Write each record again exactly as it stands.

- - - - - - -

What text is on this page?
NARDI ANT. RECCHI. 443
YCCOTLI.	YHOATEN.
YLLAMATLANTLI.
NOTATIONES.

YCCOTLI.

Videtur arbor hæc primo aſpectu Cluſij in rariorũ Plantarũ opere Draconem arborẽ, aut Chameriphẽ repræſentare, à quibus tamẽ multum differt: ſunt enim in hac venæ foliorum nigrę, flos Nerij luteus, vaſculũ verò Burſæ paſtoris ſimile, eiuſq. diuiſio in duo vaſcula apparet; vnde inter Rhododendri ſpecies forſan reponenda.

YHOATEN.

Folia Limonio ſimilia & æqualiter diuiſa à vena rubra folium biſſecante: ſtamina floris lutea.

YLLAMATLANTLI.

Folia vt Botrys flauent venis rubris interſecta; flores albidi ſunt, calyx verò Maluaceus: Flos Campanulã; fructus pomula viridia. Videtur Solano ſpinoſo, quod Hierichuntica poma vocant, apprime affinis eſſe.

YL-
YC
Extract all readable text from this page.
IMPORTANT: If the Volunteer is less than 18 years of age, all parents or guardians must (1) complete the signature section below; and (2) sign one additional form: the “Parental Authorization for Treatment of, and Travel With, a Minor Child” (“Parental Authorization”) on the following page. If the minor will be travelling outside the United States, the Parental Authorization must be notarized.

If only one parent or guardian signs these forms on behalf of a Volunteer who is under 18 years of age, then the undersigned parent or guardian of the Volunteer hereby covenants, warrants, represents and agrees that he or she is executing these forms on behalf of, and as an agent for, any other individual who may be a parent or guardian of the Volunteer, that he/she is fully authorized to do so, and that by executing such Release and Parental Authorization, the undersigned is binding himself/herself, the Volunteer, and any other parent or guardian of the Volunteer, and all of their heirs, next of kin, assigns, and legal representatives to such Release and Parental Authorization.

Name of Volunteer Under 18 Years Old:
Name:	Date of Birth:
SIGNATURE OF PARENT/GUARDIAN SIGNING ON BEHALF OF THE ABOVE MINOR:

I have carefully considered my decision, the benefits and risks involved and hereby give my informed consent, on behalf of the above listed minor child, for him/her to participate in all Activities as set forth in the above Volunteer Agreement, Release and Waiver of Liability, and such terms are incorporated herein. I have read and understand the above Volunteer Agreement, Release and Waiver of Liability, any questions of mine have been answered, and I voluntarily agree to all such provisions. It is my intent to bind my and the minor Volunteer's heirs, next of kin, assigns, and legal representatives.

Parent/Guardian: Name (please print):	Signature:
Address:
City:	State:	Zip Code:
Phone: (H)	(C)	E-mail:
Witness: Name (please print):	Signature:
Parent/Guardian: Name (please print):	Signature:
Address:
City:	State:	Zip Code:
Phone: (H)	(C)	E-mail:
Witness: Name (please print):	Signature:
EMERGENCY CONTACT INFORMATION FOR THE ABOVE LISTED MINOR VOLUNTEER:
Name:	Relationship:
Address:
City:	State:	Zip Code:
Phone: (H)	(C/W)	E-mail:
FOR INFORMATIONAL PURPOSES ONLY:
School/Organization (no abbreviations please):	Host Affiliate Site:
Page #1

- - - - - - -

Result:
What text is on this page?
NARDI ANT. RECCHI. 443
YCCOTLI.	YHOATEN.
YLLAMATLANTLI.
NOTATIONES.

YCCOTLI.

Videtur arbor hæc primo aſpectu Cluſij in rariorũ Plantarũ opere Draconem arborẽ, aut Chameriphẽ repræſentare, à quibus tamẽ multum differt: ſunt enim in hac venæ foliorum nigrę, flos Nerij luteus, vaſculũ verò Burſæ paſtoris ſimile, eiuſq. diuiſio in duo vaſcula apparet; vnde inter Rhododendri ſpecies forſan reponenda.

YHOATEN.

Folia Limonio ſimilia & æqualiter diuiſa à vena rubra folium biſſecante: ſtamina floris lutea.

YLLAMATLANTLI.

Folia vt Botrys flauent venis rubris interſecta; flores albidi ſunt, calyx verò Maluaceus: Flos Campanulã; fructus pomula viridia. Videtur Solano ſpinoſo, quod Hierichuntica poma vocant, apprime affinis eſſe.

YL-
YC
Extract all readable text from this page.
IMPORTANT: If the Volunteer is less than 18 years of age, all parents or guardians must (1) complete the signature section below; and (2) sign one additional form: the “Parental Authorization for Treatment of, and Travel With, a Minor Child” (“Parental Authorization”) on the following page. If the minor will be travelling outside the United States, the Parental Authorization must be notarized.

If only one parent or guardian signs these forms on behalf of a Volunteer who is under 18 years of age, then the undersigned parent or guardian of the Volunteer hereby covenants, warrants, represents and agrees that he or she is executing these forms on behalf of, and as an agent for, any other individual who may be a parent or guardian of the Volunteer, that he/she is fully authorized to do so, and that by executing such Release and Parental Authorization, the undersigned is binding himself/herself, the Volunteer, and any other parent or guardian of the Volunteer, and all of their heirs, next of kin, assigns, and legal representatives to such Release and Parental Authorization.

Name of Volunteer Under 18 Years Old:
Name:	Date of Birth:
SIGNATURE OF PARENT/GUARDIAN SIGNING ON BEHALF OF THE ABOVE MINOR:

I have carefully considered my decision, the benefits and risks involved and hereby give my informed consent, on behalf of the above listed minor child, for him/her to participate in all Activities as set forth in the above Volunteer Agreement, Release and Waiver of Liability, and such terms are incorporated herein. I have read and understand the above Volunteer Agreement, Release and Waiver of Liability, any questions of mine have been answered, and I voluntarily agree to all such provisions. It is my intent to bind my and the minor Volunteer's heirs, next of kin, assigns, and legal representatives.

Parent/Guardian: Name (please print):	Signature:
Address:
City:	State:	Zip Code:
Phone: (H)	(C)	E-mail:
Witness: Name (please print):	Signature:
Parent/Guardian: Name (please print):	Signature:
Address:
City:	State:	Zip Code:
Phone: (H)	(C)	E-mail:
Witness: Name (please print):	Signature:
EMERGENCY CONTACT INFORMATION FOR THE ABOVE LISTED MINOR VOLUNTEER:
Name:	Relationship:
Address:
City:	State:	Zip Code:
Phone: (H)	(C/W)	E-mail:
FOR INFORMATIONAL PURPOSES ONLY:
School/Organization (no abbreviations please):	Host Affiliate Site:
Page #1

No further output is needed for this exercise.